* _Problem to work on_
Write out the data that follows exactly, keeping every picture out.

Data excerpts:
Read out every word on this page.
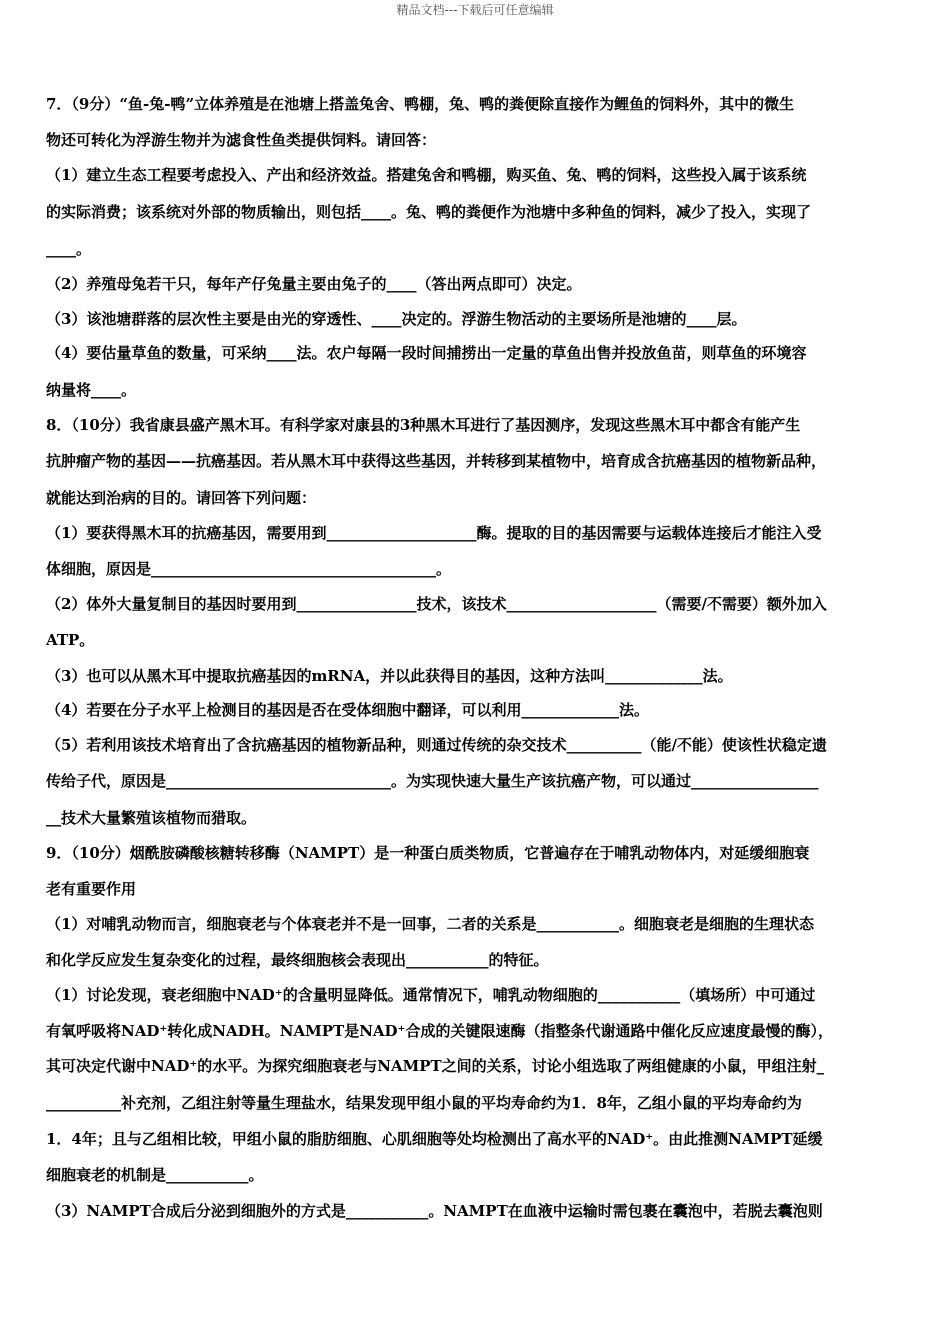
精品文档---下载后可任意编辑
7．（9分）“鱼-兔-鸭”立体养殖是在池塘上搭盖兔舍、鸭棚，兔、鸭的粪便除直接作为鲤鱼的饲料外，其中的微生
物还可转化为浮游生物并为滤食性鱼类提供饲料。请回答：
（1）建立生态工程要考虑投入、产出和经济效益。搭建兔舍和鸭棚，购买鱼、兔、鸭的饲料，这些投入属于该系统
的实际消费；该系统对外部的物质输出，则包括____。兔、鸭的粪便作为池塘中多种鱼的饲料，减少了投入，实现了
____。
（2）养殖母兔若干只，每年产仔兔量主要由兔子的____（答出两点即可）决定。
（3）该池塘群落的层次性主要是由光的穿透性、____决定的。浮游生物活动的主要场所是池塘的____层。
（4）要估量草鱼的数量，可采纳____法。农户每隔一段时间捕捞出一定量的草鱼出售并投放鱼苗，则草鱼的环境容
纳量将____。
8．（10分）我省康县盛产黑木耳。有科学家对康县的3种黑木耳进行了基因测序，发现这些黑木耳中都含有能产生
抗肿瘤产物的基因——抗癌基因。若从黑木耳中获得这些基因，并转移到某植物中，培育成含抗癌基因的植物新品种，
就能达到治病的目的。请回答下列问题：
（1）要获得黑木耳的抗癌基因，需要用到____________________酶。提取的目的基因需要与运载体连接后才能注入受
体细胞，原因是______________________________________。
（2）体外大量复制目的基因时要用到________________技术，该技术____________________（需要/不需要）额外加入
ATP。
（3）也可以从黑木耳中提取抗癌基因的mRNA，并以此获得目的基因，这种方法叫_____________法。
（4）若要在分子水平上检测目的基因是否在受体细胞中翻译，可以利用_____________法。
（5）若利用该技术培育出了含抗癌基因的植物新品种，则通过传统的杂交技术__________（能/不能）使该性状稳定遗
传给子代，原因是______________________________。为实现快速大量生产该抗癌产物，可以通过_________________
__技术大量繁殖该植物而猎取。
9．（10分）烟酰胺磷酸核糖转移酶（NAMPT）是一种蛋白质类物质，它普遍存在于哺乳动物体内，对延缓细胞衰
老有重要作用
（1）对哺乳动物而言，细胞衰老与个体衰老并不是一回事，二者的关系是___________。细胞衰老是细胞的生理状态
和化学反应发生复杂变化的过程，最终细胞核会表现出___________的特征。
（1）讨论发现，衰老细胞中NAD⁺的含量明显降低。通常情况下，哺乳动物细胞的___________（填场所）中可通过
有氧呼吸将NAD⁺转化成NADH。NAMPT是NAD⁺合成的关键限速酶（指整条代谢通路中催化反应速度最慢的酶），
其可决定代谢中NAD⁺的水平。为探究细胞衰老与NAMPT之间的关系，讨论小组选取了两组健康的小鼠，甲组注射_
__________补充剂，乙组注射等量生理盐水，结果发现甲组小鼠的平均寿命约为1．8年，乙组小鼠的平均寿命约为
1．4年；且与乙组相比较，甲组小鼠的脂肪细胞、心肌细胞等处均检测出了高水平的NAD⁺。由此推测NAMPT延缓
细胞衰老的机制是___________。
（3）NAMPT合成后分泌到细胞外的方式是___________。NAMPT在血液中运输时需包裹在囊泡中，若脱去囊泡则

* _Result_
Read out every word on this page.
精品文档---下载后可任意编辑
7．（9分）“鱼-兔-鸭”立体养殖是在池塘上搭盖兔舍、鸭棚，兔、鸭的粪便除直接作为鲤鱼的饲料外，其中的微生
物还可转化为浮游生物并为滤食性鱼类提供饲料。请回答：
（1）建立生态工程要考虑投入、产出和经济效益。搭建兔舍和鸭棚，购买鱼、兔、鸭的饲料，这些投入属于该系统
的实际消费；该系统对外部的物质输出，则包括____。兔、鸭的粪便作为池塘中多种鱼的饲料，减少了投入，实现了
____。
（2）养殖母兔若干只，每年产仔兔量主要由兔子的____（答出两点即可）决定。
（3）该池塘群落的层次性主要是由光的穿透性、____决定的。浮游生物活动的主要场所是池塘的____层。
（4）要估量草鱼的数量，可采纳____法。农户每隔一段时间捕捞出一定量的草鱼出售并投放鱼苗，则草鱼的环境容
纳量将____。
8．（10分）我省康县盛产黑木耳。有科学家对康县的3种黑木耳进行了基因测序，发现这些黑木耳中都含有能产生
抗肿瘤产物的基因——抗癌基因。若从黑木耳中获得这些基因，并转移到某植物中，培育成含抗癌基因的植物新品种，
就能达到治病的目的。请回答下列问题：
（1）要获得黑木耳的抗癌基因，需要用到____________________酶。提取的目的基因需要与运载体连接后才能注入受
体细胞，原因是______________________________________。
（2）体外大量复制目的基因时要用到________________技术，该技术____________________（需要/不需要）额外加入
ATP。
（3）也可以从黑木耳中提取抗癌基因的mRNA，并以此获得目的基因，这种方法叫_____________法。
（4）若要在分子水平上检测目的基因是否在受体细胞中翻译，可以利用_____________法。
（5）若利用该技术培育出了含抗癌基因的植物新品种，则通过传统的杂交技术__________（能/不能）使该性状稳定遗
传给子代，原因是______________________________。为实现快速大量生产该抗癌产物，可以通过_________________
__技术大量繁殖该植物而猎取。
9．（10分）烟酰胺磷酸核糖转移酶（NAMPT）是一种蛋白质类物质，它普遍存在于哺乳动物体内，对延缓细胞衰
老有重要作用
（1）对哺乳动物而言，细胞衰老与个体衰老并不是一回事，二者的关系是___________。细胞衰老是细胞的生理状态
和化学反应发生复杂变化的过程，最终细胞核会表现出___________的特征。
（1）讨论发现，衰老细胞中NAD⁺的含量明显降低。通常情况下，哺乳动物细胞的___________（填场所）中可通过
有氧呼吸将NAD⁺转化成NADH。NAMPT是NAD⁺合成的关键限速酶（指整条代谢通路中催化反应速度最慢的酶），
其可决定代谢中NAD⁺的水平。为探究细胞衰老与NAMPT之间的关系，讨论小组选取了两组健康的小鼠，甲组注射_
__________补充剂，乙组注射等量生理盐水，结果发现甲组小鼠的平均寿命约为1．8年，乙组小鼠的平均寿命约为
1．4年；且与乙组相比较，甲组小鼠的脂肪细胞、心肌细胞等处均检测出了高水平的NAD⁺。由此推测NAMPT延缓
细胞衰老的机制是___________。
（3）NAMPT合成后分泌到细胞外的方式是___________。NAMPT在血液中运输时需包裹在囊泡中，若脱去囊泡则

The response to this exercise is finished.